▸ **WHAT IS NEEDED**
Look for the string "chính" and copy every line that has it.

Saved entries:

[BEGIN]

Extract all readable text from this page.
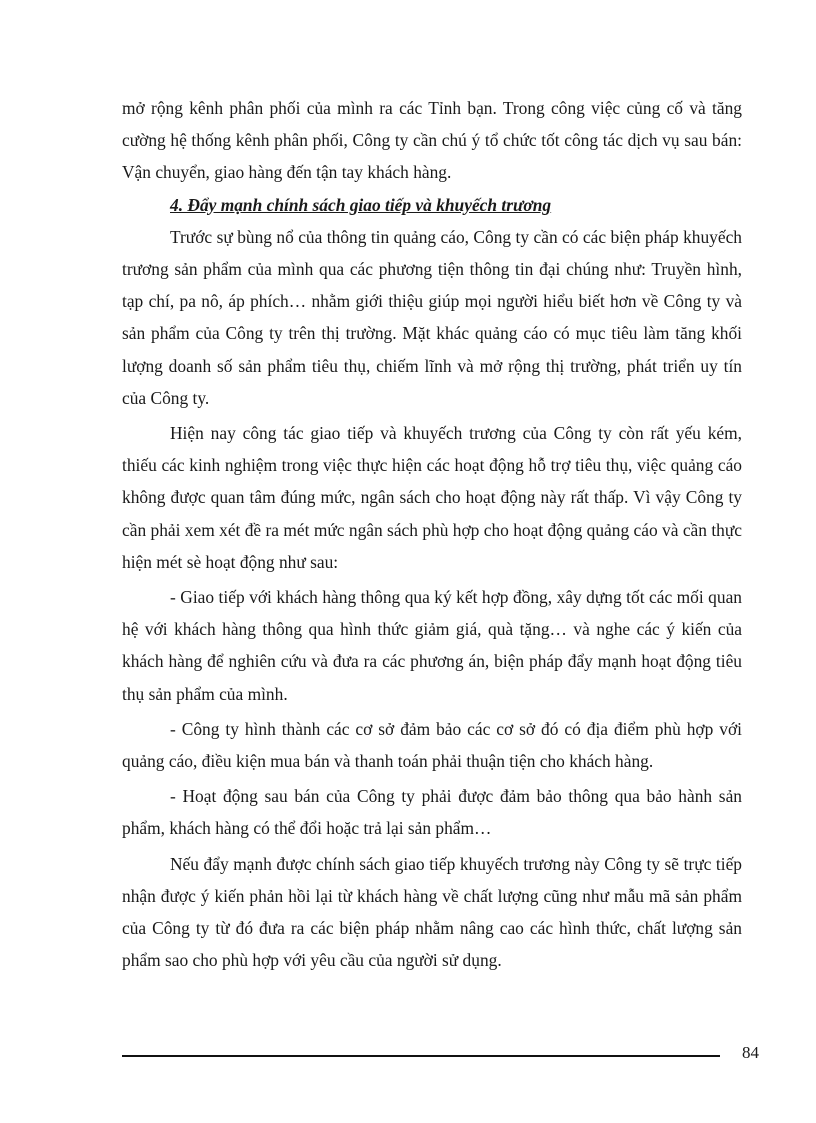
mở rộng kênh phân phối của mình ra các Tỉnh bạn. Trong công việc củng cố và tăng cường hệ thống kênh phân phối, Công ty cần chú ý tổ chức tốt công tác dịch vụ sau bán: Vận chuyển, giao hàng đến tận tay khách hàng.

4. Đẩy mạnh chính sách giao tiếp và khuyếch trương

Trước sự bùng nổ của thông tin quảng cáo, Công ty cần có các biện pháp khuyếch trương sản phẩm của mình qua các phương tiện thông tin đại chúng như: Truyền hình, tạp chí, pa nô, áp phích… nhằm giới thiệu giúp mọi người hiểu biết hơn về Công ty và sản phẩm của Công ty trên thị trường. Mặt khác quảng cáo có mục tiêu làm tăng khối lượng doanh số sản phẩm tiêu thụ, chiếm lĩnh và mở rộng thị trường, phát triển uy tín của Công ty.

Hiện nay công tác giao tiếp và khuyếch trương của Công ty còn rất yếu kém, thiếu các kinh nghiệm trong việc thực hiện các hoạt động hỗ trợ tiêu thụ, việc quảng cáo không được quan tâm đúng mức, ngân sách cho hoạt động này rất thấp. Vì vậy Công ty cần phải xem xét đề ra mét mức ngân sách phù hợp cho hoạt động quảng cáo và cần thực hiện mét sè hoạt động như sau:

- Giao tiếp với khách hàng thông qua ký kết hợp đồng, xây dựng tốt các mối quan hệ với khách hàng thông qua hình thức giảm giá, quà tặng… và nghe các ý kiến của khách hàng để nghiên cứu và đưa ra các phương án, biện pháp đẩy mạnh hoạt động tiêu thụ sản phẩm của mình.

- Công ty hình thành các cơ sở đảm bảo các cơ sở đó có địa điểm phù hợp với quảng cáo, điều kiện mua bán và thanh toán phải thuận tiện cho khách hàng.

- Hoạt động sau bán của Công ty phải được đảm bảo thông qua bảo hành sản phẩm, khách hàng có thể đổi hoặc trả lại sản phẩm…

Nếu đẩy mạnh được chính sách giao tiếp khuyếch trương này Công ty sẽ trực tiếp nhận được ý kiến phản hồi lại từ khách hàng về chất lượng cũng như mẫu mã sản phẩm của Công ty từ đó đưa ra các biện pháp nhằm nâng cao các hình thức, chất lượng sản phẩm sao cho phù hợp với yêu cầu của người sử dụng.

84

[END]

▸ **COMPLETE RESPONSE**
4. Đẩy mạnh chính sách giao tiếp và khuyếch trương
Nếu đẩy mạnh được chính sách giao tiếp khuyếch trương này Công ty sẽ trực tiếp nhận được ý kiến phản hồi lại từ khách hàng về chất lượng cũng như mẫu mã sản phẩm của Công ty từ đó đưa ra các biện pháp nhằm nâng cao các hình thức, chất lượng sản phẩm sao cho phù hợp với yêu cầu của người sử dụng.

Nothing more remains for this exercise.